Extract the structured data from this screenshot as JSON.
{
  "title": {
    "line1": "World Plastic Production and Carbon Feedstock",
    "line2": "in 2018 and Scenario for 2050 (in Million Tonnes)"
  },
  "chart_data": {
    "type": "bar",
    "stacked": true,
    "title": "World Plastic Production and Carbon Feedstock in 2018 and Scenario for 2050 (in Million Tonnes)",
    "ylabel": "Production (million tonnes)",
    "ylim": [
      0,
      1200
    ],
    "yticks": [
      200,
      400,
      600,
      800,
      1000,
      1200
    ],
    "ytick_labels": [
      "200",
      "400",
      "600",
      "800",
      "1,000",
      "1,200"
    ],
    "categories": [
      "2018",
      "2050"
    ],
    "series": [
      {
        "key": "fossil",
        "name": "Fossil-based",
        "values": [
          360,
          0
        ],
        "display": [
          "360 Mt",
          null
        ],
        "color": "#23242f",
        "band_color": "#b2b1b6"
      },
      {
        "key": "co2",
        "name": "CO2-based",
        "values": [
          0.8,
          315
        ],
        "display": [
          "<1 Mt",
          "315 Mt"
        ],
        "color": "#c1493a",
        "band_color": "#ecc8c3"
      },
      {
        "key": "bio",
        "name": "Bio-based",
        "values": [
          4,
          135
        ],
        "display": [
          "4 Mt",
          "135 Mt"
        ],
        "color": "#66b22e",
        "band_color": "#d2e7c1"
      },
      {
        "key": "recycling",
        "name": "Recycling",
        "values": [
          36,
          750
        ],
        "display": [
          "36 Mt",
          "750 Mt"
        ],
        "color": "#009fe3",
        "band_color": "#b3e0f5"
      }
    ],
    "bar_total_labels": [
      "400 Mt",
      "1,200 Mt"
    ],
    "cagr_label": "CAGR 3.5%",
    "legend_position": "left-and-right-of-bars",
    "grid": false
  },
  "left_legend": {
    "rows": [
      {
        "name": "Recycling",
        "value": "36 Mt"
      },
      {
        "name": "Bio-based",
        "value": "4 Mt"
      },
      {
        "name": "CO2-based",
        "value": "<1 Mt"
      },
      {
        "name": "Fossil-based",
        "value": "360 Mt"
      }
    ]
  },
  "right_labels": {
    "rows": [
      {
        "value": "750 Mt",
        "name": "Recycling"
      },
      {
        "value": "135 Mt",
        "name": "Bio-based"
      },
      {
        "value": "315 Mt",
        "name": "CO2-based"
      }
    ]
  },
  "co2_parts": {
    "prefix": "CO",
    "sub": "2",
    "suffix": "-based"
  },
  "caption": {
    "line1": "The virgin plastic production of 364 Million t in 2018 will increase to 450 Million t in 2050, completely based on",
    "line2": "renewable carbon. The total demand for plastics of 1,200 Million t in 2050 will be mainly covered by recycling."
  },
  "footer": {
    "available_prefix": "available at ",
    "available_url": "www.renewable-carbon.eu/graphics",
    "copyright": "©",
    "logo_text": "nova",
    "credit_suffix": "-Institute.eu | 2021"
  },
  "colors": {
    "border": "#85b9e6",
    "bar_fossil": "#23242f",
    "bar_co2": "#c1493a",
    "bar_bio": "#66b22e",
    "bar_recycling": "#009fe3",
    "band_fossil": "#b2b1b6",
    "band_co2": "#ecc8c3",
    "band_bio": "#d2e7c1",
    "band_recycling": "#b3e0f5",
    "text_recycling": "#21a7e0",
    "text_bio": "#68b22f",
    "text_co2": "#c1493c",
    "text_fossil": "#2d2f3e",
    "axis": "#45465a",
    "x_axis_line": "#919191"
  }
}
══════════════════════════════
**REQUEST:**
Retype each record exactly, leaving nothing out.

**OUTPUT FOR THIS TASK:**
Extract the structured data from this screenshot as JSON.
{
  "title": {
    "line1": "World Plastic Production and Carbon Feedstock",
    "line2": "in 2018 and Scenario for 2050 (in Million Tonnes)"
  },
  "chart_data": {
    "type": "bar",
    "stacked": true,
    "title": "World Plastic Production and Carbon Feedstock in 2018 and Scenario for 2050 (in Million Tonnes)",
    "ylabel": "Production (million tonnes)",
    "ylim": [
      0,
      1200
    ],
    "yticks": [
      200,
      400,
      600,
      800,
      1000,
      1200
    ],
    "ytick_labels": [
      "200",
      "400",
      "600",
      "800",
      "1,000",
      "1,200"
    ],
    "categories": [
      "2018",
      "2050"
    ],
    "series": [
      {
        "key": "fossil",
        "name": "Fossil-based",
        "values": [
          360,
          0
        ],
        "display": [
          "360 Mt",
          null
        ],
        "color": "#23242f",
        "band_color": "#b2b1b6"
      },
      {
        "key": "co2",
        "name": "CO2-based",
        "values": [
          0.8,
          315
        ],
        "display": [
          "<1 Mt",
          "315 Mt"
        ],
        "color": "#c1493a",
        "band_color": "#ecc8c3"
      },
      {
        "key": "bio",
        "name": "Bio-based",
        "values": [
          4,
          135
        ],
        "display": [
          "4 Mt",
          "135 Mt"
        ],
        "color": "#66b22e",
        "band_color": "#d2e7c1"
      },
      {
        "key": "recycling",
        "name": "Recycling",
        "values": [
          36,
          750
        ],
        "display": [
          "36 Mt",
          "750 Mt"
        ],
        "color": "#009fe3",
        "band_color": "#b3e0f5"
      }
    ],
    "bar_total_labels": [
      "400 Mt",
      "1,200 Mt"
    ],
    "cagr_label": "CAGR 3.5%",
    "legend_position": "left-and-right-of-bars",
    "grid": false
  },
  "left_legend": {
    "rows": [
      {
        "name": "Recycling",
        "value": "36 Mt"
      },
      {
        "name": "Bio-based",
        "value": "4 Mt"
      },
      {
        "name": "CO2-based",
        "value": "<1 Mt"
      },
      {
        "name": "Fossil-based",
        "value": "360 Mt"
      }
    ]
  },
  "right_labels": {
    "rows": [
      {
        "value": "750 Mt",
        "name": "Recycling"
      },
      {
        "value": "135 Mt",
        "name": "Bio-based"
      },
      {
        "value": "315 Mt",
        "name": "CO2-based"
      }
    ]
  },
  "co2_parts": {
    "prefix": "CO",
    "sub": "2",
    "suffix": "-based"
  },
  "caption": {
    "line1": "The virgin plastic production of 364 Million t in 2018 will increase to 450 Million t in 2050, completely based on",
    "line2": "renewable carbon. The total demand for plastics of 1,200 Million t in 2050 will be mainly covered by recycling."
  },
  "footer": {
    "available_prefix": "available at ",
    "available_url": "www.renewable-carbon.eu/graphics",
    "copyright": "©",
    "logo_text": "nova",
    "credit_suffix": "-Institute.eu | 2021"
  },
  "colors": {
    "border": "#85b9e6",
    "bar_fossil": "#23242f",
    "bar_co2": "#c1493a",
    "bar_bio": "#66b22e",
    "bar_recycling": "#009fe3",
    "band_fossil": "#b2b1b6",
    "band_co2": "#ecc8c3",
    "band_bio": "#d2e7c1",
    "band_recycling": "#b3e0f5",
    "text_recycling": "#21a7e0",
    "text_bio": "#68b22f",
    "text_co2": "#c1493c",
    "text_fossil": "#2d2f3e",
    "axis": "#45465a",
    "x_axis_line": "#919191"
  }
}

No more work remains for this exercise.